## [WHAT IS ASKED]
Every record below should be transcribed exactly. Omit the images.

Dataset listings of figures
★ ★ ★ ★

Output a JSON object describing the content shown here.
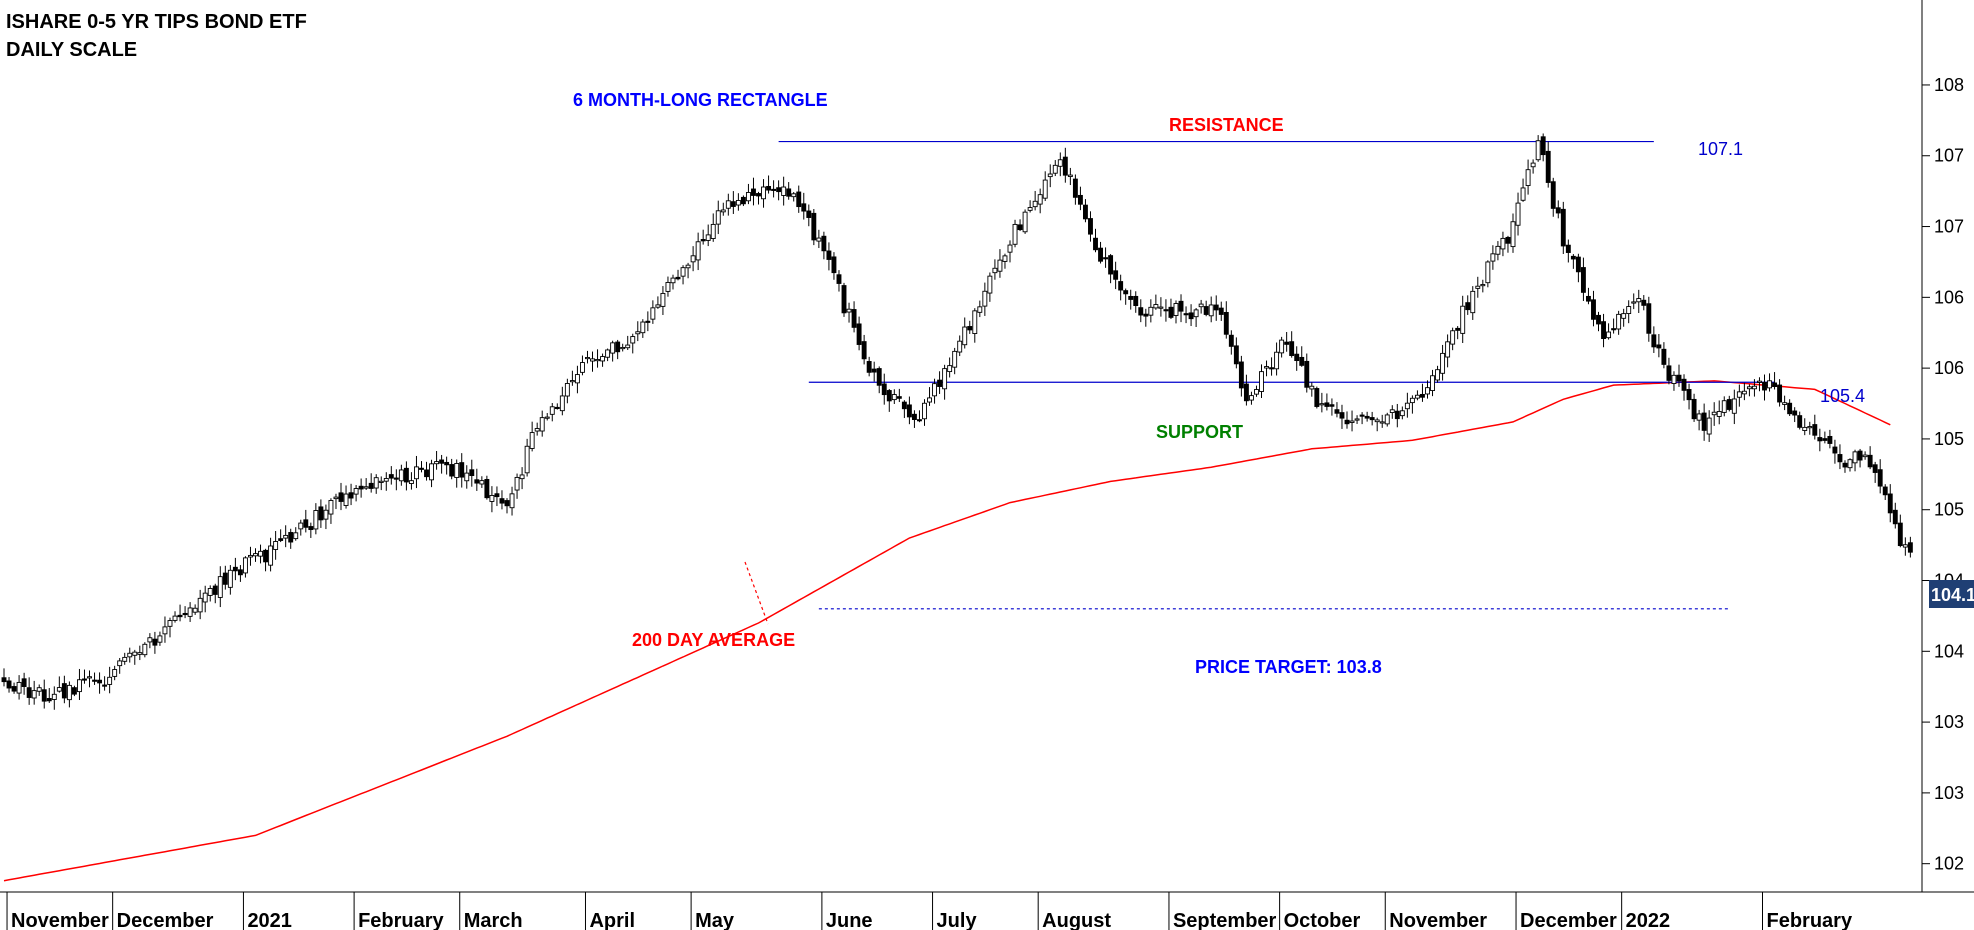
{
  "chart_data": {
    "type": "candlestick",
    "title": "ISHARE 0-5 YR TIPS BOND ETF",
    "subtitle": "DAILY SCALE",
    "ylim": [
      101.8,
      108.1
    ],
    "y_axis_position": "right",
    "y_tick_values": [
      102.0,
      102.5,
      103.0,
      103.5,
      104.0,
      104.5,
      105.0,
      105.5,
      106.0,
      106.5,
      107.0,
      107.5
    ],
    "y_tick_labels": [
      "102",
      "103",
      "103",
      "104",
      "104",
      "105",
      "105",
      "106",
      "106",
      "107",
      "107",
      "108"
    ],
    "last_price_label": "104.1",
    "last_price_value": 104.1,
    "x_labels": [
      "November",
      "December",
      "2021",
      "February",
      "March",
      "April",
      "May",
      "June",
      "July",
      "August",
      "September",
      "October",
      "November",
      "December",
      "2022",
      "February"
    ],
    "anchors": [
      [
        0,
        103.3
      ],
      [
        8,
        103.18
      ],
      [
        20,
        103.3
      ],
      [
        30,
        103.6
      ],
      [
        45,
        104.05
      ],
      [
        55,
        104.25
      ],
      [
        68,
        104.6
      ],
      [
        80,
        104.75
      ],
      [
        90,
        104.8
      ],
      [
        100,
        104.5
      ],
      [
        106,
        105.1
      ],
      [
        115,
        105.5
      ],
      [
        125,
        105.7
      ],
      [
        135,
        106.2
      ],
      [
        142,
        106.6
      ],
      [
        155,
        106.8
      ],
      [
        162,
        106.4
      ],
      [
        172,
        105.5
      ],
      [
        181,
        105.1
      ],
      [
        192,
        105.8
      ],
      [
        200,
        106.4
      ],
      [
        210,
        107.0
      ],
      [
        218,
        106.3
      ],
      [
        225,
        105.9
      ],
      [
        233,
        105.9
      ],
      [
        242,
        105.9
      ],
      [
        247,
        105.3
      ],
      [
        255,
        105.7
      ],
      [
        262,
        105.2
      ],
      [
        272,
        105.1
      ],
      [
        282,
        105.3
      ],
      [
        290,
        105.9
      ],
      [
        300,
        106.5
      ],
      [
        305,
        107.1
      ],
      [
        310,
        106.4
      ],
      [
        318,
        105.7
      ],
      [
        325,
        106.0
      ],
      [
        330,
        105.5
      ],
      [
        338,
        105.1
      ],
      [
        345,
        105.3
      ],
      [
        350,
        105.4
      ],
      [
        358,
        105.1
      ],
      [
        366,
        104.8
      ],
      [
        370,
        104.9
      ],
      [
        375,
        104.5
      ],
      [
        377,
        104.25
      ],
      [
        379,
        104.2
      ]
    ],
    "ma200": [
      [
        0,
        101.88
      ],
      [
        50,
        102.2
      ],
      [
        100,
        102.9
      ],
      [
        150,
        103.7
      ],
      [
        180,
        104.3
      ],
      [
        200,
        104.55
      ],
      [
        220,
        104.7
      ],
      [
        240,
        104.8
      ],
      [
        260,
        104.93
      ],
      [
        280,
        104.99
      ],
      [
        300,
        105.12
      ],
      [
        310,
        105.28
      ],
      [
        320,
        105.38
      ],
      [
        340,
        105.41
      ],
      [
        360,
        105.35
      ],
      [
        375,
        105.1
      ]
    ],
    "lines": {
      "resistance": {
        "value": 107.1,
        "x_from": 154,
        "x_to": 328,
        "label": "107.1"
      },
      "support": {
        "value": 105.4,
        "x_from": 160,
        "x_to": 352,
        "label": "105.4"
      },
      "target": {
        "value": 103.8,
        "x_from": 162,
        "x_to": 343
      }
    },
    "annotations": {
      "rectangle": "6 MONTH-LONG RECTANGLE",
      "resistance": "RESISTANCE",
      "support": "SUPPORT",
      "ma": "200 DAY AVERAGE",
      "target": "PRICE TARGET: 103.8"
    },
    "colors": {
      "candle": "#000000",
      "ma": "#ff0000",
      "lines": "#0000cc",
      "rectangle_text": "#0000ff",
      "resistance_text": "#ff0000",
      "support_text": "#008000",
      "ma_text": "#ff0000",
      "target_text": "#0000ff",
      "price_box": "#1f3f74"
    }
  }
}
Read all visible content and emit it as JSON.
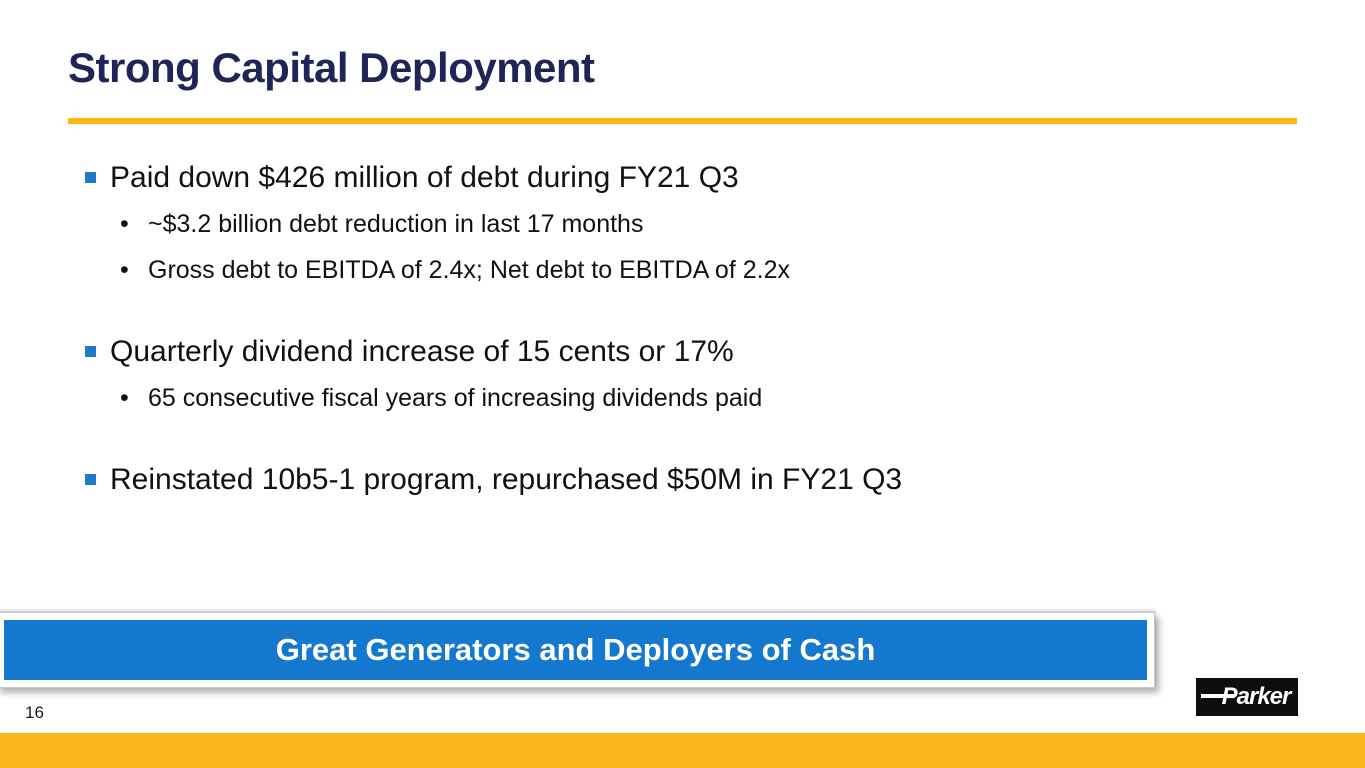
{
  "slide": {
    "title": "Strong Capital Deployment",
    "page_number": "16",
    "bullets": [
      {
        "text": "Paid down $426 million of debt during FY21 Q3",
        "sub": [
          "~$3.2 billion debt reduction in last 17 months",
          "Gross debt to EBITDA of 2.4x; Net debt to EBITDA of 2.2x"
        ]
      },
      {
        "text": "Quarterly dividend increase of 15 cents or 17%",
        "sub": [
          "65 consecutive fiscal years of increasing dividends paid"
        ]
      },
      {
        "text": "Reinstated 10b5-1 program, repurchased $50M in FY21 Q3",
        "sub": []
      }
    ],
    "banner": {
      "label": "Great Generators and Deployers of Cash"
    },
    "logo": {
      "text": "Parker"
    },
    "colors": {
      "title_navy": "#1F2557",
      "accent_gold": "#FBBA12",
      "footer_gold": "#FCB61B",
      "banner_blue": "#1478CE",
      "bullet_blue": "#1E79C8"
    }
  }
}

★ ★ ★ ★

## [FULL ANSWER]
Output a JSON object describing the content shown here.
{
  "chart_data": {
    "type": "candlestick",
    "title": "ISHARE 0-5 YR TIPS BOND ETF",
    "subtitle": "DAILY SCALE",
    "ylim": [
      101.8,
      108.1
    ],
    "y_axis_position": "right",
    "y_tick_values": [
      102.0,
      102.5,
      103.0,
      103.5,
      104.0,
      104.5,
      105.0,
      105.5,
      106.0,
      106.5,
      107.0,
      107.5
    ],
    "y_tick_labels": [
      "102",
      "103",
      "103",
      "104",
      "104",
      "105",
      "105",
      "106",
      "106",
      "107",
      "107",
      "108"
    ],
    "last_price_label": "104.1",
    "last_price_value": 104.1,
    "x_labels": [
      "November",
      "December",
      "2021",
      "February",
      "March",
      "April",
      "May",
      "June",
      "July",
      "August",
      "September",
      "October",
      "November",
      "December",
      "2022",
      "February"
    ],
    "anchors": [
      [
        0,
        103.3
      ],
      [
        8,
        103.18
      ],
      [
        20,
        103.3
      ],
      [
        30,
        103.6
      ],
      [
        45,
        104.05
      ],
      [
        55,
        104.25
      ],
      [
        68,
        104.6
      ],
      [
        80,
        104.75
      ],
      [
        90,
        104.8
      ],
      [
        100,
        104.5
      ],
      [
        106,
        105.1
      ],
      [
        115,
        105.5
      ],
      [
        125,
        105.7
      ],
      [
        135,
        106.2
      ],
      [
        142,
        106.6
      ],
      [
        155,
        106.8
      ],
      [
        162,
        106.4
      ],
      [
        172,
        105.5
      ],
      [
        181,
        105.1
      ],
      [
        192,
        105.8
      ],
      [
        200,
        106.4
      ],
      [
        210,
        107.0
      ],
      [
        218,
        106.3
      ],
      [
        225,
        105.9
      ],
      [
        233,
        105.9
      ],
      [
        242,
        105.9
      ],
      [
        247,
        105.3
      ],
      [
        255,
        105.7
      ],
      [
        262,
        105.2
      ],
      [
        272,
        105.1
      ],
      [
        282,
        105.3
      ],
      [
        290,
        105.9
      ],
      [
        300,
        106.5
      ],
      [
        305,
        107.1
      ],
      [
        310,
        106.4
      ],
      [
        318,
        105.7
      ],
      [
        325,
        106.0
      ],
      [
        330,
        105.5
      ],
      [
        338,
        105.1
      ],
      [
        345,
        105.3
      ],
      [
        350,
        105.4
      ],
      [
        358,
        105.1
      ],
      [
        366,
        104.8
      ],
      [
        370,
        104.9
      ],
      [
        375,
        104.5
      ],
      [
        377,
        104.25
      ],
      [
        379,
        104.2
      ]
    ],
    "ma200": [
      [
        0,
        101.88
      ],
      [
        50,
        102.2
      ],
      [
        100,
        102.9
      ],
      [
        150,
        103.7
      ],
      [
        180,
        104.3
      ],
      [
        200,
        104.55
      ],
      [
        220,
        104.7
      ],
      [
        240,
        104.8
      ],
      [
        260,
        104.93
      ],
      [
        280,
        104.99
      ],
      [
        300,
        105.12
      ],
      [
        310,
        105.28
      ],
      [
        320,
        105.38
      ],
      [
        340,
        105.41
      ],
      [
        360,
        105.35
      ],
      [
        375,
        105.1
      ]
    ],
    "lines": {
      "resistance": {
        "value": 107.1,
        "x_from": 154,
        "x_to": 328,
        "label": "107.1"
      },
      "support": {
        "value": 105.4,
        "x_from": 160,
        "x_to": 352,
        "label": "105.4"
      },
      "target": {
        "value": 103.8,
        "x_from": 162,
        "x_to": 343
      }
    },
    "annotations": {
      "rectangle": "6 MONTH-LONG RECTANGLE",
      "resistance": "RESISTANCE",
      "support": "SUPPORT",
      "ma": "200 DAY AVERAGE",
      "target": "PRICE TARGET: 103.8"
    },
    "colors": {
      "candle": "#000000",
      "ma": "#ff0000",
      "lines": "#0000cc",
      "rectangle_text": "#0000ff",
      "resistance_text": "#ff0000",
      "support_text": "#008000",
      "ma_text": "#ff0000",
      "target_text": "#0000ff",
      "price_box": "#1f3f74"
    }
  }
}
Read all visible content and emit it as JSON.
{
  "slide": {
    "title": "Strong Capital Deployment",
    "page_number": "16",
    "bullets": [
      {
        "text": "Paid down $426 million of debt during FY21 Q3",
        "sub": [
          "~$3.2 billion debt reduction in last 17 months",
          "Gross debt to EBITDA of 2.4x; Net debt to EBITDA of 2.2x"
        ]
      },
      {
        "text": "Quarterly dividend increase of 15 cents or 17%",
        "sub": [
          "65 consecutive fiscal years of increasing dividends paid"
        ]
      },
      {
        "text": "Reinstated 10b5-1 program, repurchased $50M in FY21 Q3",
        "sub": []
      }
    ],
    "banner": {
      "label": "Great Generators and Deployers of Cash"
    },
    "logo": {
      "text": "Parker"
    },
    "colors": {
      "title_navy": "#1F2557",
      "accent_gold": "#FBBA12",
      "footer_gold": "#FCB61B",
      "banner_blue": "#1478CE",
      "bullet_blue": "#1E79C8"
    }
  }
}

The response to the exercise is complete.